(Source records)
══════════
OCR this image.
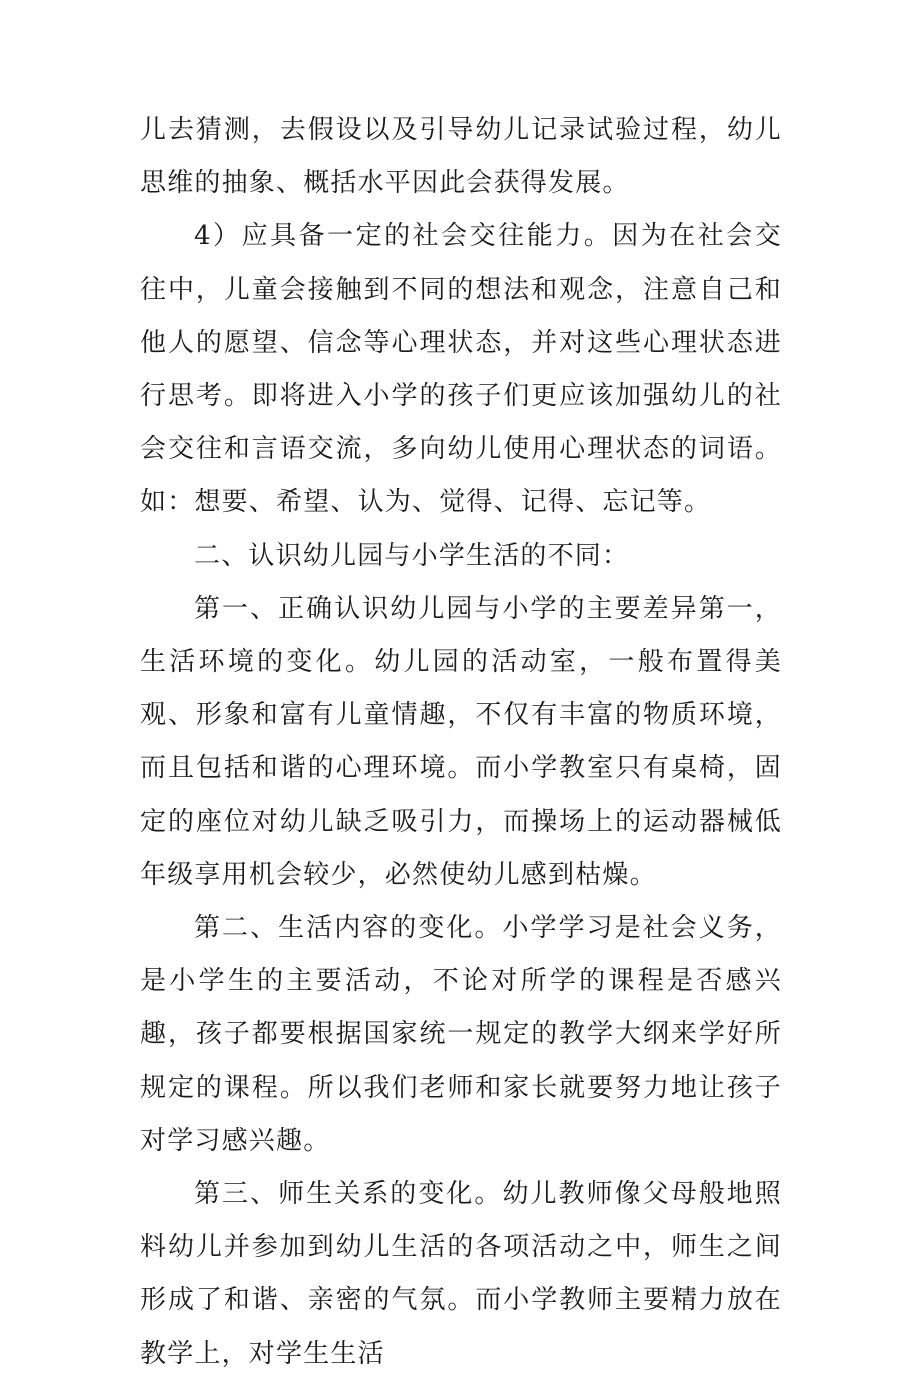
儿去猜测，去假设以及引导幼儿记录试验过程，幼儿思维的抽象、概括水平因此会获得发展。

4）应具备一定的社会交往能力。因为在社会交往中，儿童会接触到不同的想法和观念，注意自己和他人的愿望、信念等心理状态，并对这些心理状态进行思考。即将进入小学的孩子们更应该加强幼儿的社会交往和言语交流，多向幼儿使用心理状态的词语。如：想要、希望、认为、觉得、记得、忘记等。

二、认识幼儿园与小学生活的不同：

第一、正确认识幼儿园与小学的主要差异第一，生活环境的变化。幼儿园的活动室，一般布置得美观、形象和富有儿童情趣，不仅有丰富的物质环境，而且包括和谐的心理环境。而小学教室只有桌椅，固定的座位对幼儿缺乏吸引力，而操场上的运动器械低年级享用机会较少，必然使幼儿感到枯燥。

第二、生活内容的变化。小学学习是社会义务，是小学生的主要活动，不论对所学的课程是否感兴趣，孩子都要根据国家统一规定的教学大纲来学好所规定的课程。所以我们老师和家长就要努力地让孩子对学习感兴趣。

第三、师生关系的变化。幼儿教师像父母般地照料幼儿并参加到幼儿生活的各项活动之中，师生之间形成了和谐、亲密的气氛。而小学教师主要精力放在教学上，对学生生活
══════════
# Your goal
All of the lines above should be retyped precisely, apart from the pictures.

# Output for this task
OCR this image.
儿去猜测，去假设以及引导幼儿记录试验过程，幼儿思维的抽象、概括水平因此会获得发展。

4）应具备一定的社会交往能力。因为在社会交往中，儿童会接触到不同的想法和观念，注意自己和他人的愿望、信念等心理状态，并对这些心理状态进行思考。即将进入小学的孩子们更应该加强幼儿的社会交往和言语交流，多向幼儿使用心理状态的词语。如：想要、希望、认为、觉得、记得、忘记等。

二、认识幼儿园与小学生活的不同：

第一、正确认识幼儿园与小学的主要差异第一，生活环境的变化。幼儿园的活动室，一般布置得美观、形象和富有儿童情趣，不仅有丰富的物质环境，而且包括和谐的心理环境。而小学教室只有桌椅，固定的座位对幼儿缺乏吸引力，而操场上的运动器械低年级享用机会较少，必然使幼儿感到枯燥。

第二、生活内容的变化。小学学习是社会义务，是小学生的主要活动，不论对所学的课程是否感兴趣，孩子都要根据国家统一规定的教学大纲来学好所规定的课程。所以我们老师和家长就要努力地让孩子对学习感兴趣。

第三、师生关系的变化。幼儿教师像父母般地照料幼儿并参加到幼儿生活的各项活动之中，师生之间形成了和谐、亲密的气氛。而小学教师主要精力放在教学上，对学生生活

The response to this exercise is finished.